WHAT YOU HAVE TO DO
Take each line that has the word "Soil" and return it.

╭─ INPUT MATERIAL

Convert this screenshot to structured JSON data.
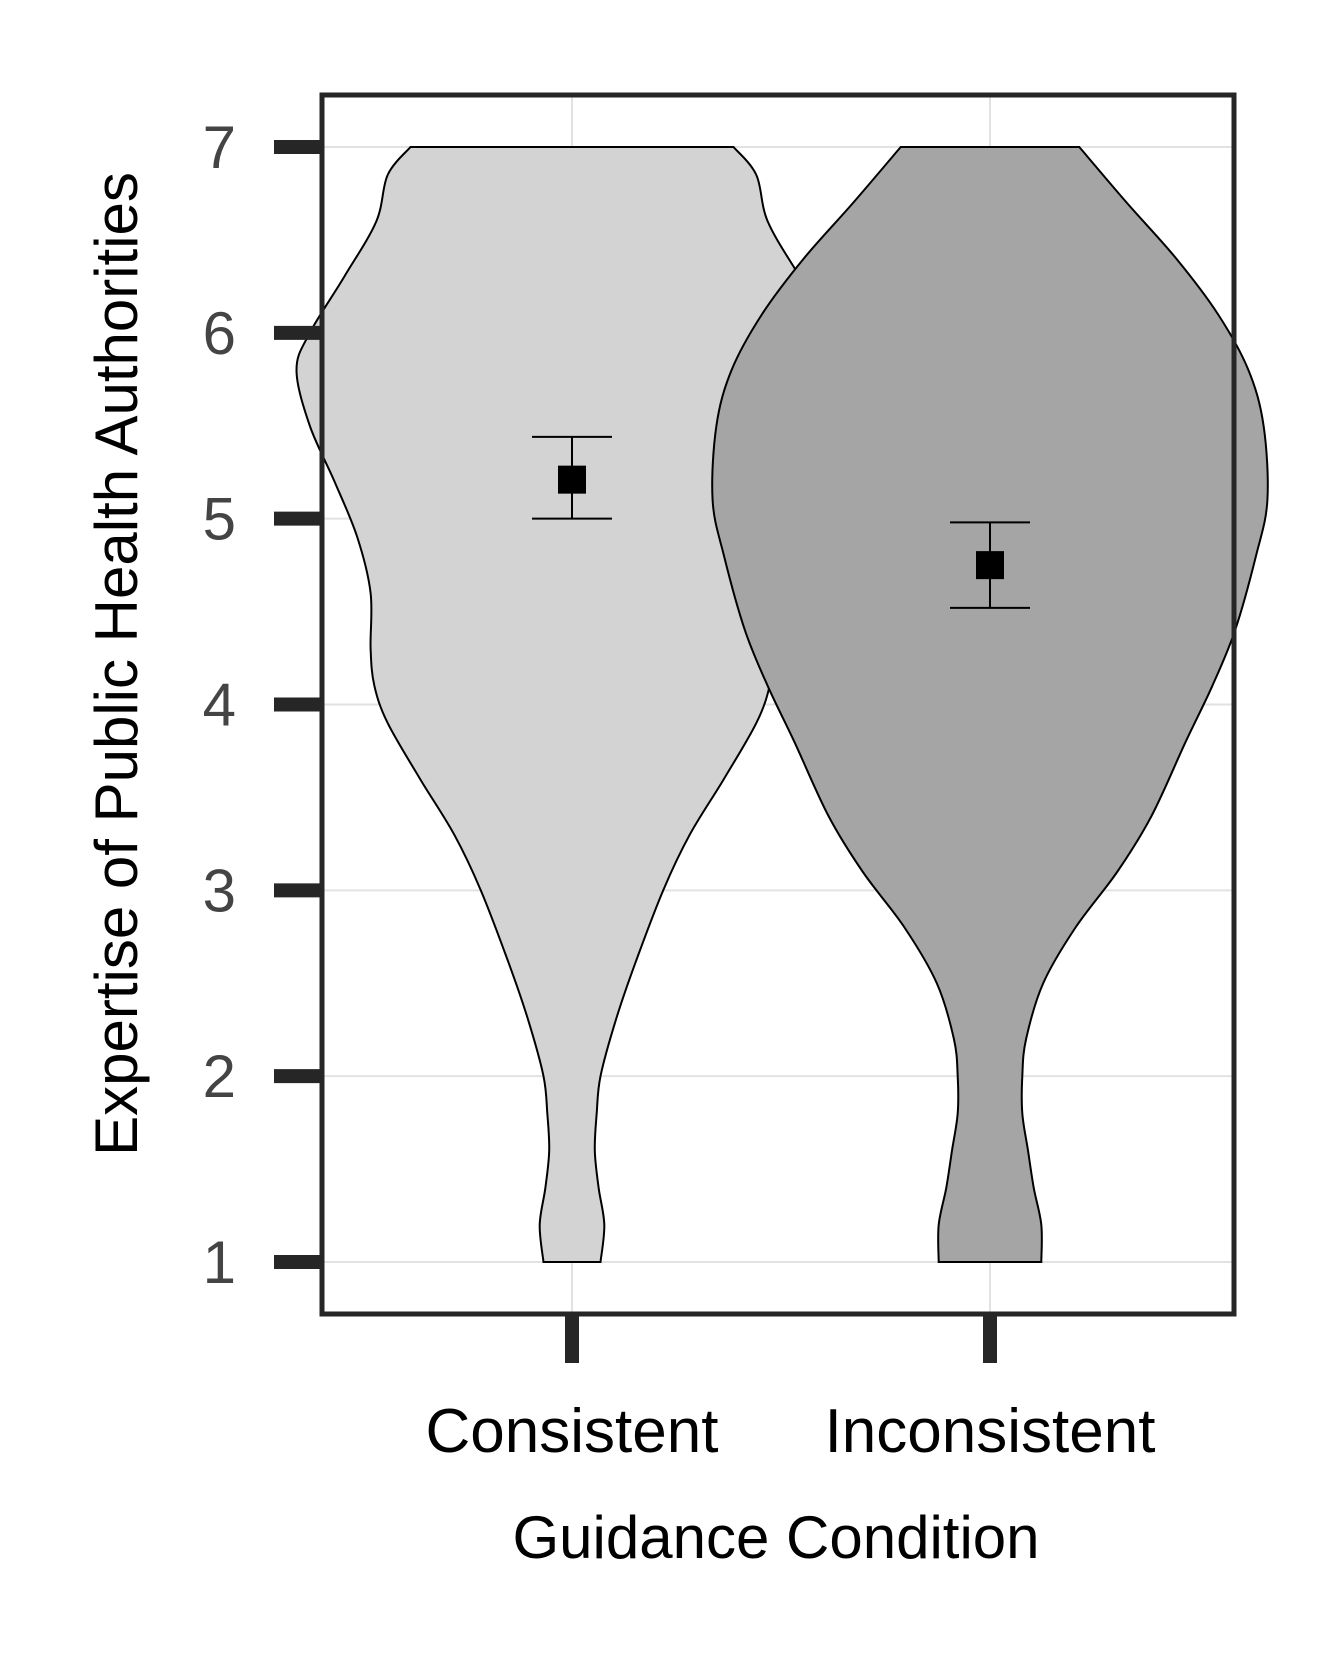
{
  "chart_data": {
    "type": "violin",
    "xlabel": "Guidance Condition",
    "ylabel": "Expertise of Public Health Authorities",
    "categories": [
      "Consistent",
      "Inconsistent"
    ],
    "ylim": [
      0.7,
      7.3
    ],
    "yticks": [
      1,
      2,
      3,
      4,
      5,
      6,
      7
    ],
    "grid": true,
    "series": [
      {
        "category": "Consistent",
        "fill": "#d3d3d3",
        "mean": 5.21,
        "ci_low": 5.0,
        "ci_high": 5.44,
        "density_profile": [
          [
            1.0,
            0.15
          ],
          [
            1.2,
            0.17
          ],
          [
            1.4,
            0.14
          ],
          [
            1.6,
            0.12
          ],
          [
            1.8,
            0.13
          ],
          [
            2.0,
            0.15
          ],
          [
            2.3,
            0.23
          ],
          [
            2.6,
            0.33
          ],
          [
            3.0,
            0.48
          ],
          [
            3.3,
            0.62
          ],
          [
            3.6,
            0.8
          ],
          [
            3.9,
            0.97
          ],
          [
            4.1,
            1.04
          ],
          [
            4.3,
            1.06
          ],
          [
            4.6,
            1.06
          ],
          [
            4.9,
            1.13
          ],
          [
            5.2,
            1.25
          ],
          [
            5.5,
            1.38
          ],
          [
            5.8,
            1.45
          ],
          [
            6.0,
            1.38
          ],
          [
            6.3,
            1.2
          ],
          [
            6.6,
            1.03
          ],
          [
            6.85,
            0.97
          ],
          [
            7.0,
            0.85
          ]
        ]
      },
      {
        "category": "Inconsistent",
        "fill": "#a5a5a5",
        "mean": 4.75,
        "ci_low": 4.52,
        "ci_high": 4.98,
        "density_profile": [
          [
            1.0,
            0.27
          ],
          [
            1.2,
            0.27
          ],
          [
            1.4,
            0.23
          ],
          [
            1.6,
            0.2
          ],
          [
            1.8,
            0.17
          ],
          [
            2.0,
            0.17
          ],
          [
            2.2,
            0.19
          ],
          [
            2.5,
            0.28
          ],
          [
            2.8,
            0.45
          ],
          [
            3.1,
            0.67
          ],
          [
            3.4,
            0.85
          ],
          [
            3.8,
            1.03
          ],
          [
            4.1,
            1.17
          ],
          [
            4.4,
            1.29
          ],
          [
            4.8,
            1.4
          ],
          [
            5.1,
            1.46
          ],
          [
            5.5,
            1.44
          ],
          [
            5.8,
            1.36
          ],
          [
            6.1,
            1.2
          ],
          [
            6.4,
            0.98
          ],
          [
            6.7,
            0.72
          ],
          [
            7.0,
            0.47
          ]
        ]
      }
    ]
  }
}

╰─
╭─ INPUT MATERIAL

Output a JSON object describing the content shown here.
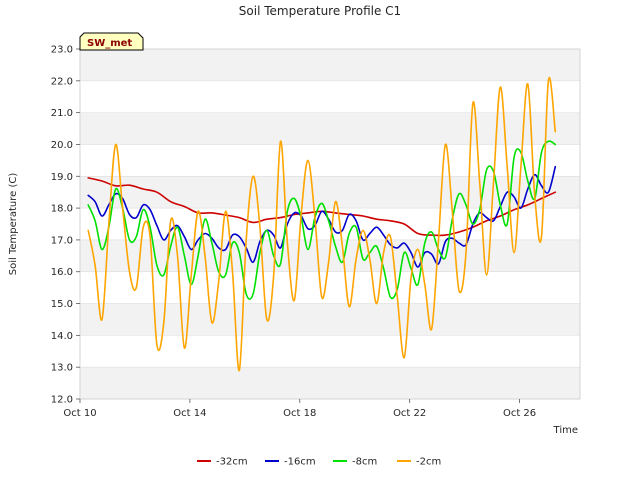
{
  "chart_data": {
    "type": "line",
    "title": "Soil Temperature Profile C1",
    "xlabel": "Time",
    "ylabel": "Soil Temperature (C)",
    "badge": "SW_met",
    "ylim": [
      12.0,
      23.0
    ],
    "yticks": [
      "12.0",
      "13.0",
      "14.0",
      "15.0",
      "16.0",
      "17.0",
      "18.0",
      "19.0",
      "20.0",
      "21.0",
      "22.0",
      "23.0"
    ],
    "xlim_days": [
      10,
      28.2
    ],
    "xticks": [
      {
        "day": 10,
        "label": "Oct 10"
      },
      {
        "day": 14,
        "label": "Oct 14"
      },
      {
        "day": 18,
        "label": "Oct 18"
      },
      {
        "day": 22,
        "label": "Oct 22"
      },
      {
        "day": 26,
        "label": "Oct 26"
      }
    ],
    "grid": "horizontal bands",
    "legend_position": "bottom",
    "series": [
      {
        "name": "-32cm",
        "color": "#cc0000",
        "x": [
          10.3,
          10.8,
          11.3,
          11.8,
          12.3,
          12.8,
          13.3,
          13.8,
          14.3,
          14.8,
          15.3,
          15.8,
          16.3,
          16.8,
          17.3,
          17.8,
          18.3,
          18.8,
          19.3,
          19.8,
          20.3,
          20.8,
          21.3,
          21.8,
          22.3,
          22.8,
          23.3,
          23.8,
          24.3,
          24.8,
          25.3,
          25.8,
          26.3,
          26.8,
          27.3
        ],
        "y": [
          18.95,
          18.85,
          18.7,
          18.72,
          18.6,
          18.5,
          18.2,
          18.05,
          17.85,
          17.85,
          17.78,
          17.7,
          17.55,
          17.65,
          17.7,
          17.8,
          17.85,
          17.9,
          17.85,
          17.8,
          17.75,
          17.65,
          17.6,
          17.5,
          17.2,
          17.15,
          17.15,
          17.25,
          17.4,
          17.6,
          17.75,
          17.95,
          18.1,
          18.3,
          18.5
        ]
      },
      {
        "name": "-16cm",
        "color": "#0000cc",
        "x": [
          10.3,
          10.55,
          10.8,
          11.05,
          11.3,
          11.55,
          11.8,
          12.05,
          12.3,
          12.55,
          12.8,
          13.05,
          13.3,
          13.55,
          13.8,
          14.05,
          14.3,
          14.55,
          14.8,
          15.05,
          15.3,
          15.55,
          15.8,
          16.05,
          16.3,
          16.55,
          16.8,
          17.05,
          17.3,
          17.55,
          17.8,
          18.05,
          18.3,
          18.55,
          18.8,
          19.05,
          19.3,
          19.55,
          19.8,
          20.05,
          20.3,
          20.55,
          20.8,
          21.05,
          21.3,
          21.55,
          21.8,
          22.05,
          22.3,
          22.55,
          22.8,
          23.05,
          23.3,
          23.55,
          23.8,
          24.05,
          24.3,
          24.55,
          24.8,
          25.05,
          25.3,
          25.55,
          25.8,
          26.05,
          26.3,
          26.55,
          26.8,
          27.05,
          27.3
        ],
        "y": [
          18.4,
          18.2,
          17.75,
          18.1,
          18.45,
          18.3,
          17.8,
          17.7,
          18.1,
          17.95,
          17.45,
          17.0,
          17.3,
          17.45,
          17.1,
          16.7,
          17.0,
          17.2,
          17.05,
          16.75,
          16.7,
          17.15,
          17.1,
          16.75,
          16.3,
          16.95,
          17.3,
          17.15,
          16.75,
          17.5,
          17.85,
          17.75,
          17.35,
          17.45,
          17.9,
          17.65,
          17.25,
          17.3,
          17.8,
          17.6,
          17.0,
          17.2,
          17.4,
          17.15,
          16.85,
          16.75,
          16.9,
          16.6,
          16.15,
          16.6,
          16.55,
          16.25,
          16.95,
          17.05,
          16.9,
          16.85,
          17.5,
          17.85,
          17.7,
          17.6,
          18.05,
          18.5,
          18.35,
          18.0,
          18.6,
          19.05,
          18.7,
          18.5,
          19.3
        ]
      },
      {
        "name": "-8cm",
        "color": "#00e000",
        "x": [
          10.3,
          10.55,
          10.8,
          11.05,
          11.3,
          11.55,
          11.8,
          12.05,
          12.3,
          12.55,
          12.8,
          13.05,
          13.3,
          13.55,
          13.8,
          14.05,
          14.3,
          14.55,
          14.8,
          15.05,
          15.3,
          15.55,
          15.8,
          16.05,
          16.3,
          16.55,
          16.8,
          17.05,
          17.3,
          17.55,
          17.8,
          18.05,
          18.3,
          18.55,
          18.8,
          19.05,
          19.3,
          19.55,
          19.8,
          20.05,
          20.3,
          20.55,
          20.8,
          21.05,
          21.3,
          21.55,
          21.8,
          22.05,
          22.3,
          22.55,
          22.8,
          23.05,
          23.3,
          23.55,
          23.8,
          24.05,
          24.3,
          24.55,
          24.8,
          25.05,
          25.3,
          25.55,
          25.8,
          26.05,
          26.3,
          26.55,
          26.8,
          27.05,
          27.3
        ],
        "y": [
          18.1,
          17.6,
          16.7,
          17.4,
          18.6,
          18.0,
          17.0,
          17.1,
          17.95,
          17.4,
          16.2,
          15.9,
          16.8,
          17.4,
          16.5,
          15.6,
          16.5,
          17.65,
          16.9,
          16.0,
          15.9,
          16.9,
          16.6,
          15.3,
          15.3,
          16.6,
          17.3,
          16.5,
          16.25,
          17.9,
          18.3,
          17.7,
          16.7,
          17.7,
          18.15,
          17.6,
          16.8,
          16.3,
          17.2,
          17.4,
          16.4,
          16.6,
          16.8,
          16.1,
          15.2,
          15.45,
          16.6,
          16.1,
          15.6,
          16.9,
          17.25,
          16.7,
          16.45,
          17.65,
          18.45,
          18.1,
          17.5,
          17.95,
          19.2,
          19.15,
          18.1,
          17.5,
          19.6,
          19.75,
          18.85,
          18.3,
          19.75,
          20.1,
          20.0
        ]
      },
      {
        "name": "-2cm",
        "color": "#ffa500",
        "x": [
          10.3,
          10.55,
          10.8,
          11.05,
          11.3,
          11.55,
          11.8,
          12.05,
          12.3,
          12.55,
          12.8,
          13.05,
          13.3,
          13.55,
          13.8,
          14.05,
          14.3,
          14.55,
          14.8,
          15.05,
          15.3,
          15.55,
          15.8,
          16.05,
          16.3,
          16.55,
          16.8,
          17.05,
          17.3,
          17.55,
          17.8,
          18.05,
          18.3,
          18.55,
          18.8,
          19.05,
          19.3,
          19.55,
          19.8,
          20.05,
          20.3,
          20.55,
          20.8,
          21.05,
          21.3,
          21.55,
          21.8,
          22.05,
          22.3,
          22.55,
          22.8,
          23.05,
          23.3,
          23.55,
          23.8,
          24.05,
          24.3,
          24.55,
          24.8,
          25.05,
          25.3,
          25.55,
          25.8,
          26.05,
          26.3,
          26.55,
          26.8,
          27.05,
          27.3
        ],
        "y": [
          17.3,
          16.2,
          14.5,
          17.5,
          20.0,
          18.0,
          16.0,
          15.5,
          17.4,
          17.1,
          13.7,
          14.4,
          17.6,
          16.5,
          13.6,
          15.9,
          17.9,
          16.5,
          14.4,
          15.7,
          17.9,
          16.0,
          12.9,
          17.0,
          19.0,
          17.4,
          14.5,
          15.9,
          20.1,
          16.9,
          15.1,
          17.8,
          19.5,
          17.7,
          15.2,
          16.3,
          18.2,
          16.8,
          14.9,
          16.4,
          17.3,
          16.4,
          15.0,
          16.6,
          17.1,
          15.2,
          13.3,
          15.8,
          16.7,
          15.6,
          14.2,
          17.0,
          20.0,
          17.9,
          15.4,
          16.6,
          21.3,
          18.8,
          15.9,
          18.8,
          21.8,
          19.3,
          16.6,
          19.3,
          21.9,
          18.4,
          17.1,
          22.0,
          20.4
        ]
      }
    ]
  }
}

╰─

EXERCISE RESPONSE
    "title": "Soil Temperature Profile C1",
    "ylabel": "Soil Temperature (C)",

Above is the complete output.